SHORT TASK: Write out each record below exactly as it appears, with no pictures.

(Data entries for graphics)
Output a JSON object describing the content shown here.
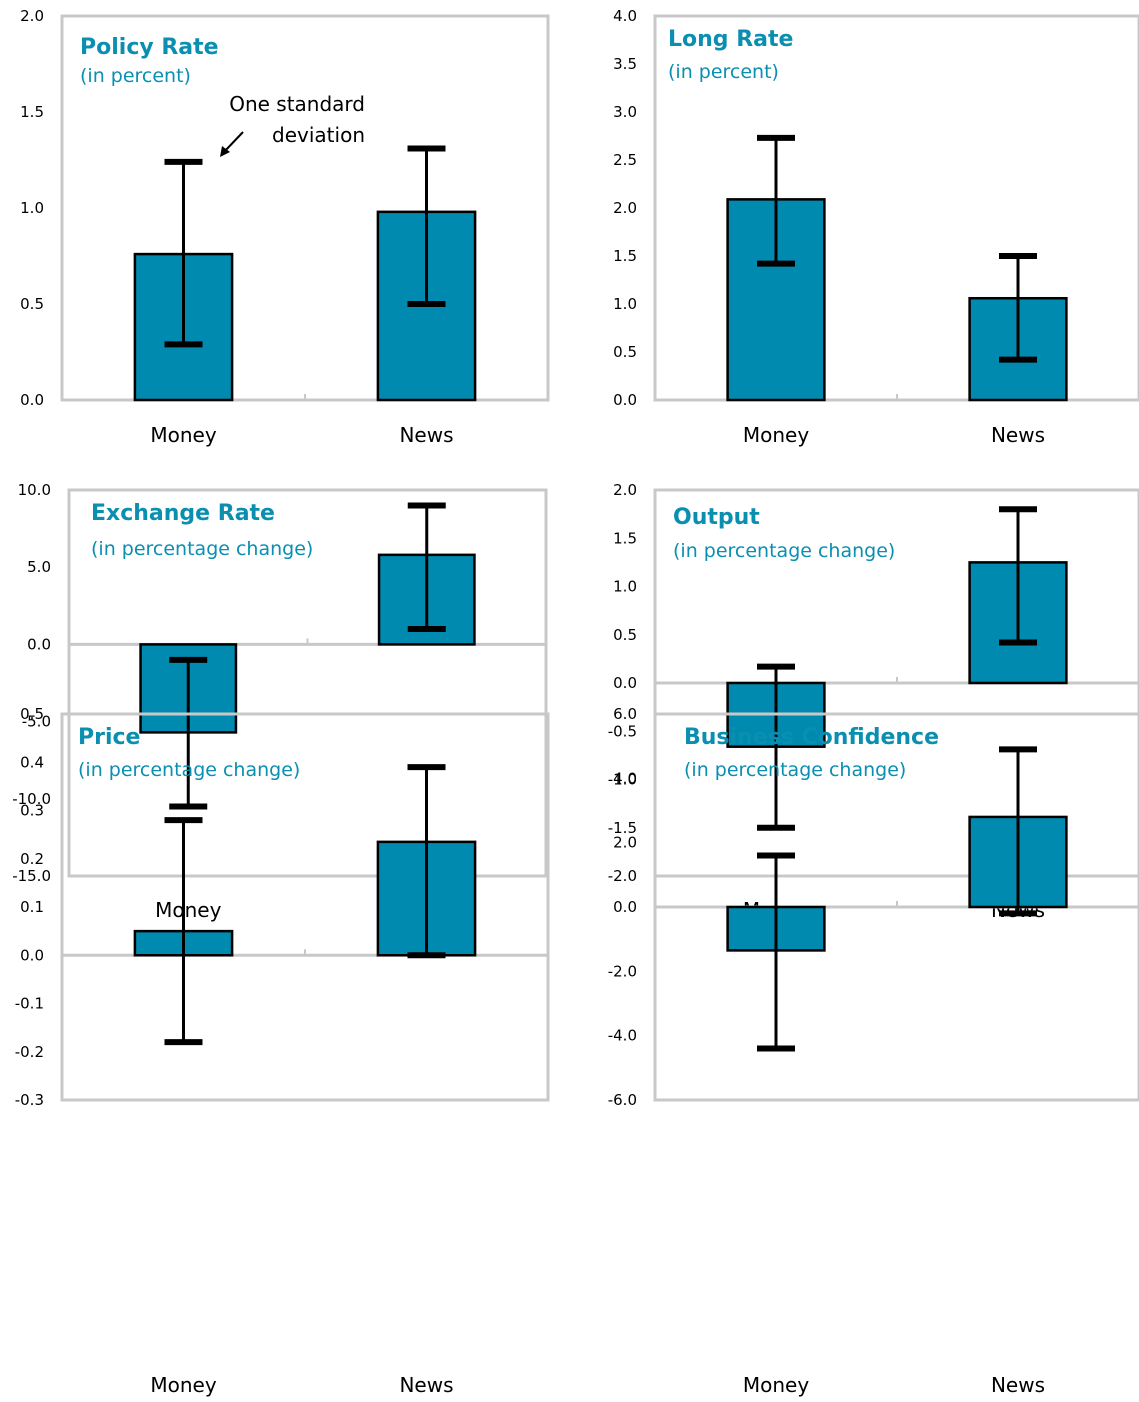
{
  "colors": {
    "bar": "#008aaf",
    "frame": "#c8c8c8",
    "accent_text": "#0a8fb0",
    "error_bar": "#000000"
  },
  "chart_data": [
    {
      "type": "bar",
      "title": "Policy Rate",
      "subtitle": "(in percent)",
      "categories": [
        "Money",
        "News"
      ],
      "values": [
        0.76,
        0.98
      ],
      "error_low": [
        0.29,
        0.5
      ],
      "error_high": [
        1.24,
        1.31
      ],
      "ylim": [
        0.0,
        2.0
      ],
      "yticks": [
        "0.0",
        "0.5",
        "1.0",
        "1.5",
        "2.0"
      ],
      "annotation": [
        "One standard",
        "deviation"
      ]
    },
    {
      "type": "bar",
      "title": "Long Rate",
      "subtitle": "(in percent)",
      "categories": [
        "Money",
        "News"
      ],
      "values": [
        2.09,
        1.06
      ],
      "error_low": [
        1.42,
        0.42
      ],
      "error_high": [
        2.73,
        1.5
      ],
      "ylim": [
        0.0,
        4.0
      ],
      "yticks": [
        "0.0",
        "0.5",
        "1.0",
        "1.5",
        "2.0",
        "2.5",
        "3.0",
        "3.5",
        "4.0"
      ]
    },
    {
      "type": "bar",
      "title": "Exchange Rate",
      "subtitle": "(in percentage change)",
      "categories": [
        "Money",
        "News"
      ],
      "values": [
        -5.7,
        5.8
      ],
      "error_low": [
        -10.5,
        1.0
      ],
      "error_high": [
        -1.0,
        9.0
      ],
      "ylim": [
        -15.0,
        10.0
      ],
      "yticks": [
        "-15.0",
        "-10.0",
        "-5.0",
        "0.0",
        "5.0",
        "10.0"
      ]
    },
    {
      "type": "bar",
      "title": "Output",
      "subtitle": "(in percentage change)",
      "categories": [
        "Money",
        "News"
      ],
      "values": [
        -0.66,
        1.25
      ],
      "error_low": [
        -1.5,
        0.42
      ],
      "error_high": [
        0.17,
        1.8
      ],
      "ylim": [
        -2.0,
        2.0
      ],
      "yticks": [
        "-2.0",
        "-1.5",
        "-1.0",
        "-0.5",
        "0.0",
        "0.5",
        "1.0",
        "1.5",
        "2.0"
      ]
    },
    {
      "type": "bar",
      "title": "Price",
      "subtitle": "(in percentage change)",
      "categories": [
        "Money",
        "News"
      ],
      "values": [
        0.05,
        0.235
      ],
      "error_low": [
        -0.18,
        0.0
      ],
      "error_high": [
        0.28,
        0.39
      ],
      "ylim": [
        -0.3,
        0.5
      ],
      "yticks": [
        "-0.3",
        "-0.2",
        "-0.1",
        "0.0",
        "0.1",
        "0.2",
        "0.3",
        "0.4",
        "0.5"
      ]
    },
    {
      "type": "bar",
      "title": "Business Confidence",
      "subtitle": "(in percentage change)",
      "categories": [
        "Money",
        "News"
      ],
      "values": [
        -1.35,
        2.8
      ],
      "error_low": [
        -4.4,
        -0.2
      ],
      "error_high": [
        1.6,
        4.9
      ],
      "ylim": [
        -6.0,
        6.0
      ],
      "yticks": [
        "-6.0",
        "-4.0",
        "-2.0",
        "0.0",
        "2.0",
        "4.0",
        "6.0"
      ]
    }
  ]
}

RESPONSE BELOW:
Output a JSON object describing the content shown here.
{
  "colors": {
    "bar": "#008aaf",
    "frame": "#c8c8c8",
    "accent_text": "#0a8fb0",
    "error_bar": "#000000"
  },
  "chart_data": [
    {
      "type": "bar",
      "title": "Policy Rate",
      "subtitle": "(in percent)",
      "categories": [
        "Money",
        "News"
      ],
      "values": [
        0.76,
        0.98
      ],
      "error_low": [
        0.29,
        0.5
      ],
      "error_high": [
        1.24,
        1.31
      ],
      "ylim": [
        0.0,
        2.0
      ],
      "yticks": [
        "0.0",
        "0.5",
        "1.0",
        "1.5",
        "2.0"
      ],
      "annotation": [
        "One standard",
        "deviation"
      ]
    },
    {
      "type": "bar",
      "title": "Long Rate",
      "subtitle": "(in percent)",
      "categories": [
        "Money",
        "News"
      ],
      "values": [
        2.09,
        1.06
      ],
      "error_low": [
        1.42,
        0.42
      ],
      "error_high": [
        2.73,
        1.5
      ],
      "ylim": [
        0.0,
        4.0
      ],
      "yticks": [
        "0.0",
        "0.5",
        "1.0",
        "1.5",
        "2.0",
        "2.5",
        "3.0",
        "3.5",
        "4.0"
      ]
    },
    {
      "type": "bar",
      "title": "Exchange Rate",
      "subtitle": "(in percentage change)",
      "categories": [
        "Money",
        "News"
      ],
      "values": [
        -5.7,
        5.8
      ],
      "error_low": [
        -10.5,
        1.0
      ],
      "error_high": [
        -1.0,
        9.0
      ],
      "ylim": [
        -15.0,
        10.0
      ],
      "yticks": [
        "-15.0",
        "-10.0",
        "-5.0",
        "0.0",
        "5.0",
        "10.0"
      ]
    },
    {
      "type": "bar",
      "title": "Output",
      "subtitle": "(in percentage change)",
      "categories": [
        "Money",
        "News"
      ],
      "values": [
        -0.66,
        1.25
      ],
      "error_low": [
        -1.5,
        0.42
      ],
      "error_high": [
        0.17,
        1.8
      ],
      "ylim": [
        -2.0,
        2.0
      ],
      "yticks": [
        "-2.0",
        "-1.5",
        "-1.0",
        "-0.5",
        "0.0",
        "0.5",
        "1.0",
        "1.5",
        "2.0"
      ]
    },
    {
      "type": "bar",
      "title": "Price",
      "subtitle": "(in percentage change)",
      "categories": [
        "Money",
        "News"
      ],
      "values": [
        0.05,
        0.235
      ],
      "error_low": [
        -0.18,
        0.0
      ],
      "error_high": [
        0.28,
        0.39
      ],
      "ylim": [
        -0.3,
        0.5
      ],
      "yticks": [
        "-0.3",
        "-0.2",
        "-0.1",
        "0.0",
        "0.1",
        "0.2",
        "0.3",
        "0.4",
        "0.5"
      ]
    },
    {
      "type": "bar",
      "title": "Business Confidence",
      "subtitle": "(in percentage change)",
      "categories": [
        "Money",
        "News"
      ],
      "values": [
        -1.35,
        2.8
      ],
      "error_low": [
        -4.4,
        -0.2
      ],
      "error_high": [
        1.6,
        4.9
      ],
      "ylim": [
        -6.0,
        6.0
      ],
      "yticks": [
        "-6.0",
        "-4.0",
        "-2.0",
        "0.0",
        "2.0",
        "4.0",
        "6.0"
      ]
    }
  ]
}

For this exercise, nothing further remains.